## begin Provided material

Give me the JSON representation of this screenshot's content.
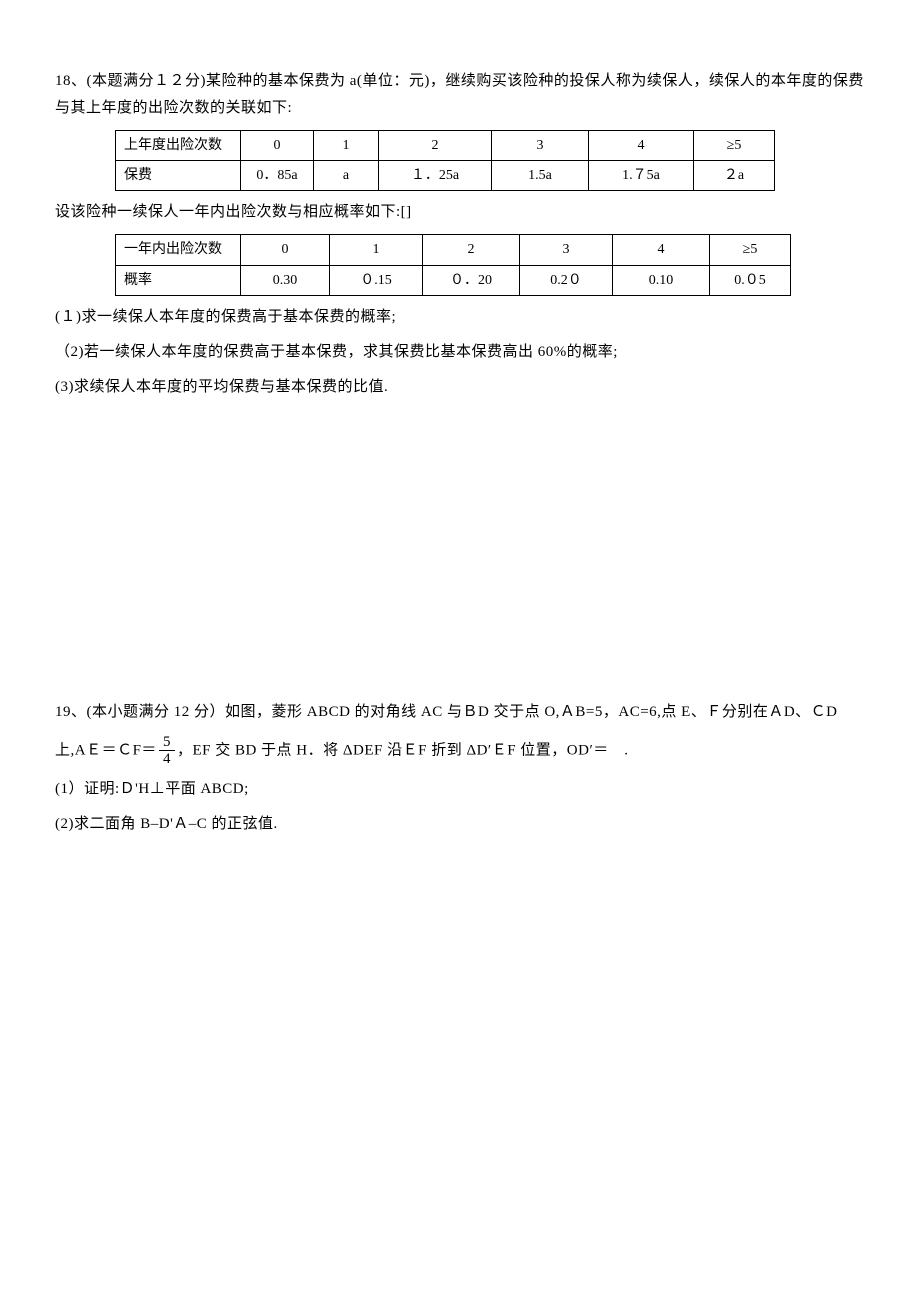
{
  "problem18": {
    "intro": "18、(本题满分１２分)某险种的基本保费为 a(单位：元)，继续购买该险种的投保人称为续保人，续保人的本年度的保费与其上年度的出险次数的关联如下:",
    "table1": {
      "header": "上年度出险次数",
      "cols": [
        "0",
        "1",
        "2",
        "3",
        "4",
        "≥5"
      ],
      "row_label": "保费",
      "row_vals": [
        "0．85a",
        "a",
        "１．25a",
        "1.5a",
        "1.７5a",
        "２a"
      ]
    },
    "line2": "设该险种一续保人一年内出险次数与相应概率如下:[]",
    "table2": {
      "header": "一年内出险次数",
      "cols": [
        "0",
        "1",
        "2",
        "3",
        "4",
        "≥5"
      ],
      "row_label": "概率",
      "row_vals": [
        "0.30",
        "０.15",
        "０．20",
        "0.2０",
        "0.10",
        "0.０5"
      ]
    },
    "q1": "(１)求一续保人本年度的保费高于基本保费的概率;",
    "q2": "（2)若一续保人本年度的保费高于基本保费，求其保费比基本保费高出 60%的概率;",
    "q3": "(3)求续保人本年度的平均保费与基本保费的比值."
  },
  "problem19": {
    "line1_a": "19、(本小题满分 12 分）如图，菱形 ABCD 的对角线 AC 与ＢD 交于点 O,ＡB=5，AC=6,点 E、Ｆ分别在ＡD、ＣD",
    "line1_b_pre": "上,AＥ＝ＣF＝",
    "frac_num": "5",
    "frac_den": "4",
    "line1_b_post": "，EF 交 BD 于点 H．将 ΔDEF 沿ＥF 折到 ΔD′ＥF 位置，OD′＝　.",
    "q1": "(1）证明:Ｄ'H⊥平面 ABCD;",
    "q2": "(2)求二面角 B–D'Ａ–C 的正弦值."
  }
}
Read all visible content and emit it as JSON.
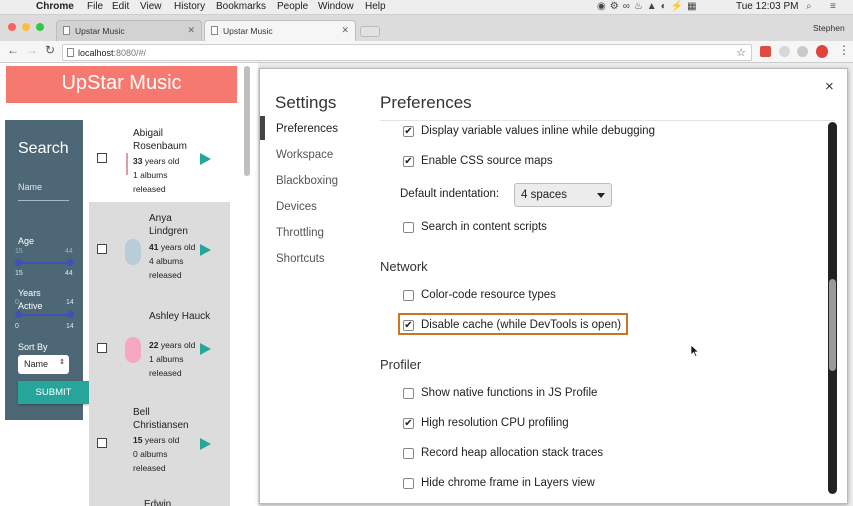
{
  "menubar": {
    "app_name": "Chrome",
    "items": [
      "File",
      "Edit",
      "View",
      "History",
      "Bookmarks",
      "People",
      "Window",
      "Help"
    ],
    "clock": "Tue 12:03 PM",
    "user": "Stephen"
  },
  "tabs": [
    {
      "label": "Upstar Music"
    },
    {
      "label": "Upstar Music"
    }
  ],
  "address": {
    "url_host": "localhost",
    "url_rest": ":8080/#/"
  },
  "app": {
    "title": "UpStar Music",
    "search": {
      "heading": "Search",
      "name_label": "Name",
      "age_label": "Age",
      "age_min": "15",
      "age_max": "44",
      "age_min2": "15",
      "age_max2": "44",
      "years_label": "Years",
      "active_label": "Active",
      "years_min": "0",
      "years_max": "14",
      "years_min_top": "0",
      "years_max_top": "14",
      "sort_label": "Sort By",
      "sort_value": "Name",
      "submit_label": "SUBMIT"
    },
    "artists": [
      {
        "name": "Abigail Rosenbaum",
        "age": "33",
        "age_suffix": " years old",
        "albums": "1 albums released"
      },
      {
        "name": "Anya Lindgren",
        "age": "41",
        "age_suffix": " years old",
        "albums": "4 albums released"
      },
      {
        "name": "Ashley Hauck",
        "age": "22",
        "age_suffix": " years old",
        "albums": "1 albums released"
      },
      {
        "name": "Bell Christiansen",
        "age": "15",
        "age_suffix": " years old",
        "albums": "0 albums released"
      },
      {
        "name": "Edwin",
        "age": "",
        "age_suffix": "",
        "albums": ""
      }
    ]
  },
  "settings": {
    "title": "Settings",
    "nav": [
      "Preferences",
      "Workspace",
      "Blackboxing",
      "Devices",
      "Throttling",
      "Shortcuts"
    ],
    "panel_title": "Preferences",
    "options_top": [
      {
        "label": "Display variable values inline while debugging",
        "checked": true
      },
      {
        "label": "Enable CSS source maps",
        "checked": true
      }
    ],
    "indentation_label": "Default indentation:",
    "indentation_value": "4 spaces",
    "search_scripts": {
      "label": "Search in content scripts",
      "checked": false
    },
    "network_heading": "Network",
    "network_options": [
      {
        "label": "Color-code resource types",
        "checked": false
      },
      {
        "label": "Disable cache (while DevTools is open)",
        "checked": true
      }
    ],
    "profiler_heading": "Profiler",
    "profiler_options": [
      {
        "label": "Show native functions in JS Profile",
        "checked": false
      },
      {
        "label": "High resolution CPU profiling",
        "checked": true
      },
      {
        "label": "Record heap allocation stack traces",
        "checked": false
      },
      {
        "label": "Hide chrome frame in Layers view",
        "checked": false
      }
    ],
    "close_glyph": "×",
    "highlight_color": "#c7761f"
  }
}
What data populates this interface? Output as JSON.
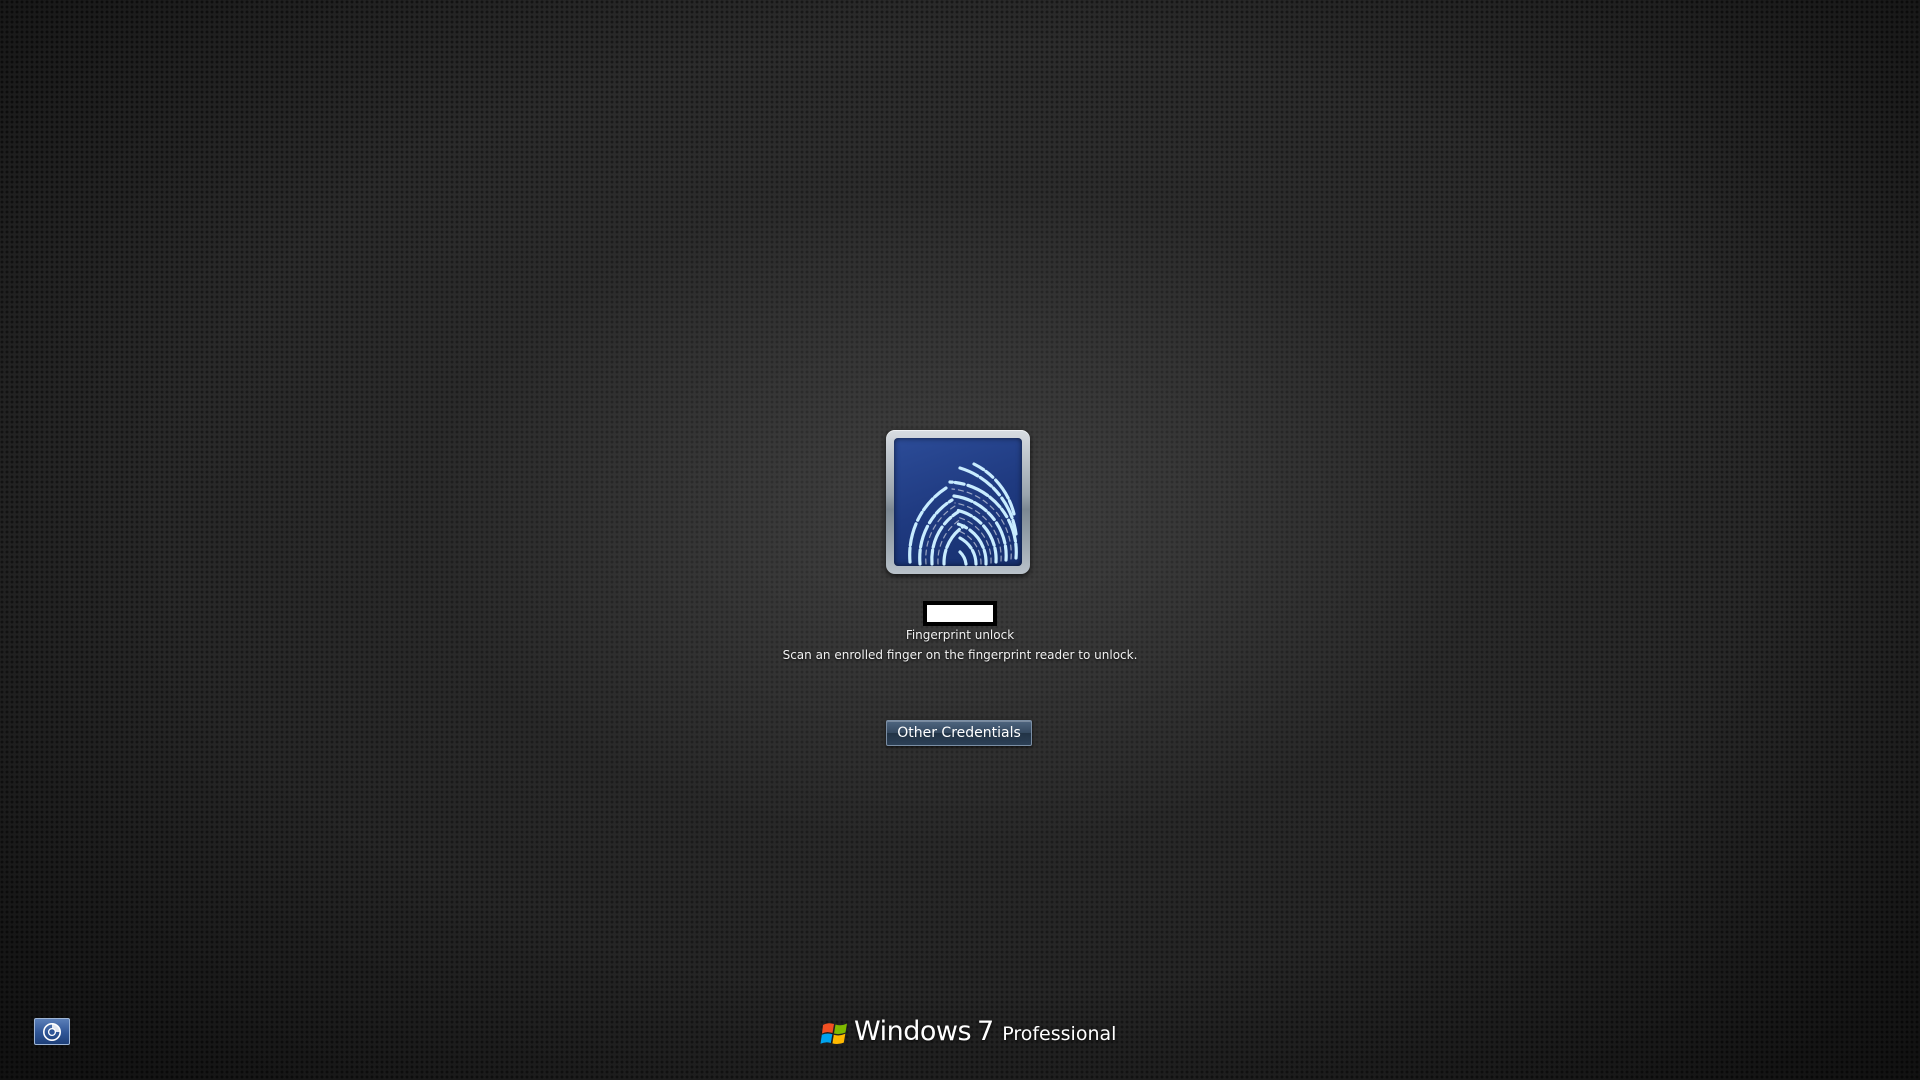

## end Provided material

| Stated problem |
Reproduce the entries exactly. Do not carry over any picture.

| Final answer |
Give me the JSON representation of this screenshot's content.
{
  "problem18": {
    "intro": "18、(本题满分１２分)某险种的基本保费为 a(单位：元)，继续购买该险种的投保人称为续保人，续保人的本年度的保费与其上年度的出险次数的关联如下:",
    "table1": {
      "header": "上年度出险次数",
      "cols": [
        "0",
        "1",
        "2",
        "3",
        "4",
        "≥5"
      ],
      "row_label": "保费",
      "row_vals": [
        "0．85a",
        "a",
        "１．25a",
        "1.5a",
        "1.７5a",
        "２a"
      ]
    },
    "line2": "设该险种一续保人一年内出险次数与相应概率如下:[]",
    "table2": {
      "header": "一年内出险次数",
      "cols": [
        "0",
        "1",
        "2",
        "3",
        "4",
        "≥5"
      ],
      "row_label": "概率",
      "row_vals": [
        "0.30",
        "０.15",
        "０．20",
        "0.2０",
        "0.10",
        "0.０5"
      ]
    },
    "q1": "(１)求一续保人本年度的保费高于基本保费的概率;",
    "q2": "（2)若一续保人本年度的保费高于基本保费，求其保费比基本保费高出 60%的概率;",
    "q3": "(3)求续保人本年度的平均保费与基本保费的比值."
  },
  "problem19": {
    "line1_a": "19、(本小题满分 12 分）如图，菱形 ABCD 的对角线 AC 与ＢD 交于点 O,ＡB=5，AC=6,点 E、Ｆ分别在ＡD、ＣD",
    "line1_b_pre": "上,AＥ＝ＣF＝",
    "frac_num": "5",
    "frac_den": "4",
    "line1_b_post": "，EF 交 BD 于点 H．将 ΔDEF 沿ＥF 折到 ΔD′ＥF 位置，OD′＝　.",
    "q1": "(1）证明:Ｄ'H⊥平面 ABCD;",
    "q2": "(2)求二面角 B–D'Ａ–C 的正弦值."
  }
}
Read all visible content and emit it as JSON.
{
  "menubar": {
    "app_name": "Chrome",
    "items": [
      "File",
      "Edit",
      "View",
      "History",
      "Bookmarks",
      "People",
      "Window",
      "Help"
    ],
    "clock": "Tue 12:03 PM",
    "user": "Stephen"
  },
  "tabs": [
    {
      "label": "Upstar Music"
    },
    {
      "label": "Upstar Music"
    }
  ],
  "address": {
    "url_host": "localhost",
    "url_rest": ":8080/#/"
  },
  "app": {
    "title": "UpStar Music",
    "search": {
      "heading": "Search",
      "name_label": "Name",
      "age_label": "Age",
      "age_min": "15",
      "age_max": "44",
      "age_min2": "15",
      "age_max2": "44",
      "years_label": "Years",
      "active_label": "Active",
      "years_min": "0",
      "years_max": "14",
      "years_min_top": "0",
      "years_max_top": "14",
      "sort_label": "Sort By",
      "sort_value": "Name",
      "submit_label": "SUBMIT"
    },
    "artists": [
      {
        "name": "Abigail Rosenbaum",
        "age": "33",
        "age_suffix": " years old",
        "albums": "1 albums released"
      },
      {
        "name": "Anya Lindgren",
        "age": "41",
        "age_suffix": " years old",
        "albums": "4 albums released"
      },
      {
        "name": "Ashley Hauck",
        "age": "22",
        "age_suffix": " years old",
        "albums": "1 albums released"
      },
      {
        "name": "Bell Christiansen",
        "age": "15",
        "age_suffix": " years old",
        "albums": "0 albums released"
      },
      {
        "name": "Edwin",
        "age": "",
        "age_suffix": "",
        "albums": ""
      }
    ]
  },
  "settings": {
    "title": "Settings",
    "nav": [
      "Preferences",
      "Workspace",
      "Blackboxing",
      "Devices",
      "Throttling",
      "Shortcuts"
    ],
    "panel_title": "Preferences",
    "options_top": [
      {
        "label": "Display variable values inline while debugging",
        "checked": true
      },
      {
        "label": "Enable CSS source maps",
        "checked": true
      }
    ],
    "indentation_label": "Default indentation:",
    "indentation_value": "4 spaces",
    "search_scripts": {
      "label": "Search in content scripts",
      "checked": false
    },
    "network_heading": "Network",
    "network_options": [
      {
        "label": "Color-code resource types",
        "checked": false
      },
      {
        "label": "Disable cache (while DevTools is open)",
        "checked": true
      }
    ],
    "profiler_heading": "Profiler",
    "profiler_options": [
      {
        "label": "Show native functions in JS Profile",
        "checked": false
      },
      {
        "label": "High resolution CPU profiling",
        "checked": true
      },
      {
        "label": "Record heap allocation stack traces",
        "checked": false
      },
      {
        "label": "Hide chrome frame in Layers view",
        "checked": false
      }
    ],
    "close_glyph": "×",
    "highlight_color": "#c7761f"
  }
}
What data populates this interface? Output as JSON.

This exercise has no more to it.